- [WHAT YOU WILL DO]:
All of the data should be given again word for word, though the images are to be left out.

Dataset entries on figures
*** Begin section ***

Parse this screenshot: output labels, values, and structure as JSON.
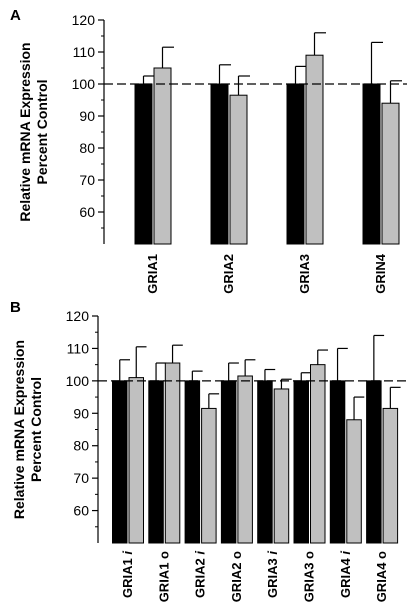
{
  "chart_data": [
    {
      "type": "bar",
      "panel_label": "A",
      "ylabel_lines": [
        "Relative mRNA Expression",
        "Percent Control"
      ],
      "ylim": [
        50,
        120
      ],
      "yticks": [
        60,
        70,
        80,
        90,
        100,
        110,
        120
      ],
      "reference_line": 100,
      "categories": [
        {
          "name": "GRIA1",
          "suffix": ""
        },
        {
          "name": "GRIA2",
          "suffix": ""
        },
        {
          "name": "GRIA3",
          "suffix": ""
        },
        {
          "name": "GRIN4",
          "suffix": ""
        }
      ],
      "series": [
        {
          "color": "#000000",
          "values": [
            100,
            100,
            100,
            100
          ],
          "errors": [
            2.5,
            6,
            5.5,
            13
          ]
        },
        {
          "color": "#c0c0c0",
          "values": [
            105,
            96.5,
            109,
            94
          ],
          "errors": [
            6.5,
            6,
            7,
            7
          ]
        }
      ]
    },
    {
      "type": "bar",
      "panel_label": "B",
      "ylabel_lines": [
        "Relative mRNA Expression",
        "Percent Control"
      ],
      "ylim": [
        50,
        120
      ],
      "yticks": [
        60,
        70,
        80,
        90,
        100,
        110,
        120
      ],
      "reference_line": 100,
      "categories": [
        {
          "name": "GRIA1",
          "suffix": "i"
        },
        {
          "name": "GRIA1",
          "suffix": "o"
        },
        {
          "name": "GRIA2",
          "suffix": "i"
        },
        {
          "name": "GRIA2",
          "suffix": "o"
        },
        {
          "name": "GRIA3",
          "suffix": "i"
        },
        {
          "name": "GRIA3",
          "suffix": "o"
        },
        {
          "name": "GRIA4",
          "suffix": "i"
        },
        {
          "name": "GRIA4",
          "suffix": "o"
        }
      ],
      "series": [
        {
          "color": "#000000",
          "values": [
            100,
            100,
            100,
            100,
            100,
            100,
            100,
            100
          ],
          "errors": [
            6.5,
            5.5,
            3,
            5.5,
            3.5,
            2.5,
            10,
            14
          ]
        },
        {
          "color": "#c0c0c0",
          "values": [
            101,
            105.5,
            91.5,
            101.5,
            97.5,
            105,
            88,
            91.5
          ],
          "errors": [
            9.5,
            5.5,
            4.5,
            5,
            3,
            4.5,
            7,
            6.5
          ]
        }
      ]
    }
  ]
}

*** End section ***

- [OUTPUT BELOW]:
Parse this screenshot: output labels, values, and structure as JSON.
{
  "chart_data": [
    {
      "type": "bar",
      "panel_label": "A",
      "ylabel_lines": [
        "Relative mRNA Expression",
        "Percent Control"
      ],
      "ylim": [
        50,
        120
      ],
      "yticks": [
        60,
        70,
        80,
        90,
        100,
        110,
        120
      ],
      "reference_line": 100,
      "categories": [
        {
          "name": "GRIA1",
          "suffix": ""
        },
        {
          "name": "GRIA2",
          "suffix": ""
        },
        {
          "name": "GRIA3",
          "suffix": ""
        },
        {
          "name": "GRIN4",
          "suffix": ""
        }
      ],
      "series": [
        {
          "color": "#000000",
          "values": [
            100,
            100,
            100,
            100
          ],
          "errors": [
            2.5,
            6,
            5.5,
            13
          ]
        },
        {
          "color": "#c0c0c0",
          "values": [
            105,
            96.5,
            109,
            94
          ],
          "errors": [
            6.5,
            6,
            7,
            7
          ]
        }
      ]
    },
    {
      "type": "bar",
      "panel_label": "B",
      "ylabel_lines": [
        "Relative mRNA Expression",
        "Percent Control"
      ],
      "ylim": [
        50,
        120
      ],
      "yticks": [
        60,
        70,
        80,
        90,
        100,
        110,
        120
      ],
      "reference_line": 100,
      "categories": [
        {
          "name": "GRIA1",
          "suffix": "i"
        },
        {
          "name": "GRIA1",
          "suffix": "o"
        },
        {
          "name": "GRIA2",
          "suffix": "i"
        },
        {
          "name": "GRIA2",
          "suffix": "o"
        },
        {
          "name": "GRIA3",
          "suffix": "i"
        },
        {
          "name": "GRIA3",
          "suffix": "o"
        },
        {
          "name": "GRIA4",
          "suffix": "i"
        },
        {
          "name": "GRIA4",
          "suffix": "o"
        }
      ],
      "series": [
        {
          "color": "#000000",
          "values": [
            100,
            100,
            100,
            100,
            100,
            100,
            100,
            100
          ],
          "errors": [
            6.5,
            5.5,
            3,
            5.5,
            3.5,
            2.5,
            10,
            14
          ]
        },
        {
          "color": "#c0c0c0",
          "values": [
            101,
            105.5,
            91.5,
            101.5,
            97.5,
            105,
            88,
            91.5
          ],
          "errors": [
            9.5,
            5.5,
            4.5,
            5,
            3,
            4.5,
            7,
            6.5
          ]
        }
      ]
    }
  ]
}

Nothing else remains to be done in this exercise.